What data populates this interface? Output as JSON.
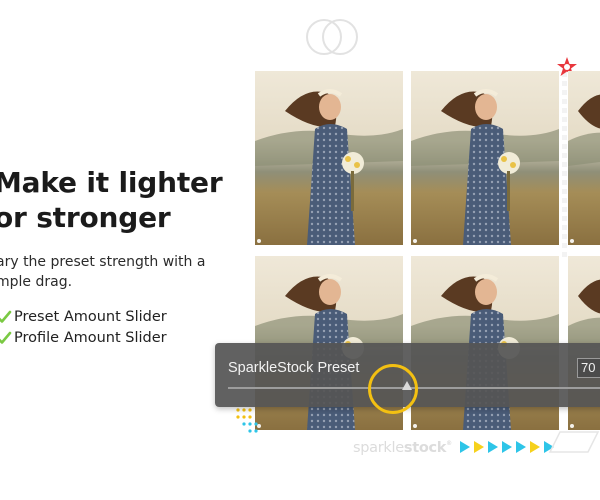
{
  "hero": {
    "headline_line1": "Make it lighter",
    "headline_line2": "or stronger",
    "subtext_line1": "ary the preset strength with a",
    "subtext_line2": "mple drag."
  },
  "features": [
    {
      "label": "Preset Amount Slider",
      "icon": "checkmark-icon"
    },
    {
      "label": "Profile Amount Slider",
      "icon": "checkmark-icon"
    }
  ],
  "slider_panel": {
    "label": "SparkleStock Preset",
    "value": "70",
    "level": 0.48
  },
  "brand": {
    "name_light": "sparkle",
    "name_bold": "stock",
    "mark": "®"
  },
  "colors": {
    "accent_yellow": "#f3c012",
    "check_green": "#7ac943",
    "arrow_cyan": "#2ec5e8",
    "arrow_yellow": "#f6d11c",
    "star_red": "#e8373d",
    "panel_bg": "#555555"
  }
}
+++
| The exercise |
Copy all the records above exactly, but leave out the pictures.

| Answer |
What data populates this interface? Output as JSON.
{
  "hero": {
    "headline_line1": "Make it lighter",
    "headline_line2": "or stronger",
    "subtext_line1": "ary the preset strength with a",
    "subtext_line2": "mple drag."
  },
  "features": [
    {
      "label": "Preset Amount Slider",
      "icon": "checkmark-icon"
    },
    {
      "label": "Profile Amount Slider",
      "icon": "checkmark-icon"
    }
  ],
  "slider_panel": {
    "label": "SparkleStock Preset",
    "value": "70",
    "level": 0.48
  },
  "brand": {
    "name_light": "sparkle",
    "name_bold": "stock",
    "mark": "®"
  },
  "colors": {
    "accent_yellow": "#f3c012",
    "check_green": "#7ac943",
    "arrow_cyan": "#2ec5e8",
    "arrow_yellow": "#f6d11c",
    "star_red": "#e8373d",
    "panel_bg": "#555555"
  }
}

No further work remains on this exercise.